(Task to complete): Write the next part of the movie review of Creed below, picking up right after its last sentence.
───── Passage for review ─────
Movie Review: Creed

In an era when every intellectual property and film franchise is being rebooted, re-imagined and prequeled ad nauseam, I was skeptical about this new Rocky spin-off. Creed, the tale of Apollo Creed’s illegitimate son striving to forge his own boxing career, felt like a bit of a stretch if not completely unnecessary; especially after 2006’s Rocky Balboa brought the series back to it’s humble roots [in reality] and appeared to wrap things up nicely once and for all. Well…I was mistaken. Big time. Creed is not only a brilliant film but quickly just became one of my favorite movies of the year.

Director Ryan Coogler’s follow up to his much lauded debut, 2013’s Fruitvale Station, is the perfect Hollywood sports drama. The high energy boxing scenes are fantastic, while the out of ring, personal fireworks are just as dynamic. Michael B. Jordan stars in the titular role as Donnie Johnson, aka, Apollo’s long lost son, Adonis Creed. Growing up without a father and losing his biological mother at a young age, Donnie bounces around foster homes and juvenile institutions for years until his would-be step mother, Apollo’s widow, takes him in and raises him as her own. Despite his rags to riches upbringing, Donnie still can’t shake his feelings of inadequacy. Fearing that he hasn’t truly earned his namesake, he decides to become a professional boxer like his late father and prove to the world, and himself, that he truly is Adonis Creed. What follows is the best damn boxing tearjerker I’ve ever seen.
Coogler’s love for the Rocky films is on full display in Creed. Turns out that Coogler’s family has a long and touching history with the series and as he explained to the Los Angeles Times recently:

“I was born in 1986, and ‘Rocky’ was always around,” Coogler said. “There were these things that existed for us as millennials, like ‘Star Wars.’ ‘Rocky’ was like ‘Star Wars’ for the underdog, like ‘Star Wars’ for the street.”
───── Records provided ─────
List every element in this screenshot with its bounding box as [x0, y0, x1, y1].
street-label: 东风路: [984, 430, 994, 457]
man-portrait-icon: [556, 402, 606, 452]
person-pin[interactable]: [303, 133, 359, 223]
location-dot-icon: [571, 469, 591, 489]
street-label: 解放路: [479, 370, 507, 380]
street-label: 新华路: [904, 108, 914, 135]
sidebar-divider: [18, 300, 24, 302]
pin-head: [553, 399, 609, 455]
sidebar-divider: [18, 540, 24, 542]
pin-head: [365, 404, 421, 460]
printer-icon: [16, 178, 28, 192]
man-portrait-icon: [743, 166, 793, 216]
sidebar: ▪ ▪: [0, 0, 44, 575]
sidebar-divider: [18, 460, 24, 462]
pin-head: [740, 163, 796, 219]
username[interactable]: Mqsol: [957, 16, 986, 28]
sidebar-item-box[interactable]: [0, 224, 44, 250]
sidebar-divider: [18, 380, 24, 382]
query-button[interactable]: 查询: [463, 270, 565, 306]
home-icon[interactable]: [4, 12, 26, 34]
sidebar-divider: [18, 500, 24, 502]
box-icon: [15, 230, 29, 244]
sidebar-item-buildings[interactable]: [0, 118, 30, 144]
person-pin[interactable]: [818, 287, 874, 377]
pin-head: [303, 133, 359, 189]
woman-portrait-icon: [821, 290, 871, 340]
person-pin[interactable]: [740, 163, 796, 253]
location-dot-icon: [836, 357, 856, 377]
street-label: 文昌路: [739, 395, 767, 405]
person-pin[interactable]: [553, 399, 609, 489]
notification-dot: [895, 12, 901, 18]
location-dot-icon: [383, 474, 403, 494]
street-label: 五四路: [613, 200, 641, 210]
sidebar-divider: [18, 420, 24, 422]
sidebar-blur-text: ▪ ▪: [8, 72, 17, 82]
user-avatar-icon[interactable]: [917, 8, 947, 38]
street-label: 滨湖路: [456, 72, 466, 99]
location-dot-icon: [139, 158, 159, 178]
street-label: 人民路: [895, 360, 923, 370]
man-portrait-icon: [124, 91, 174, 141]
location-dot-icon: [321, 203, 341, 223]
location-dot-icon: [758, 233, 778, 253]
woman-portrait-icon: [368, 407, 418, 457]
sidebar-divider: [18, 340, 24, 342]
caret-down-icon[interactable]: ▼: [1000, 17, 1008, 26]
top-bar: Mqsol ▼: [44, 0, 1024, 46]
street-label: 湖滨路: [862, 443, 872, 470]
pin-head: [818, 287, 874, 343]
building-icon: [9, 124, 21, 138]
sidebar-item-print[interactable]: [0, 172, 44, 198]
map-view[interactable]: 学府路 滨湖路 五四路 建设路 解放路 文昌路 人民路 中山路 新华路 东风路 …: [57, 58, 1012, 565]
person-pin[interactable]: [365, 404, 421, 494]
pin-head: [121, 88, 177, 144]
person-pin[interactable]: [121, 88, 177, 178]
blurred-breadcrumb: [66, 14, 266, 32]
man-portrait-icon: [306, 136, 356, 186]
─────
(The answer):
Having grown up with the franchise, Coogler handles the film with both nostalgic care for long time fans, and auteur precision behind the camera. There are technical elements of Creed that will get cinephiles drooling, like the film’s insane second fight that was filmed in a single, unbroken take. Coogler also packs the film with enough Easter eggs and call backs to keep die hard Rocky fanboys happy. From Balboa’s love of turtles, revealing who won his secret third fight with Apollo in Rocky III, to incorporating the iconic Rocky theme song into Adonis’ epic final match, Coogler’s film is both a love letter to the franchise’s past and an exciting new step into the future. Jordan’s physical performance in the boxing and training sequences is impressive, but not as intense as his emotional portrayal of the perpetually isolated and dysfunctional Donnie. His chiseled physique hides his inner vulnerability. Haunted by the ghost of his absent father, the bastard son of the world’s greatest fighter lashes out at the world, even those closest to him, while exhibiting no fear inside the ring. Why would he? When your entire life is an open wound, what’s a few more hits?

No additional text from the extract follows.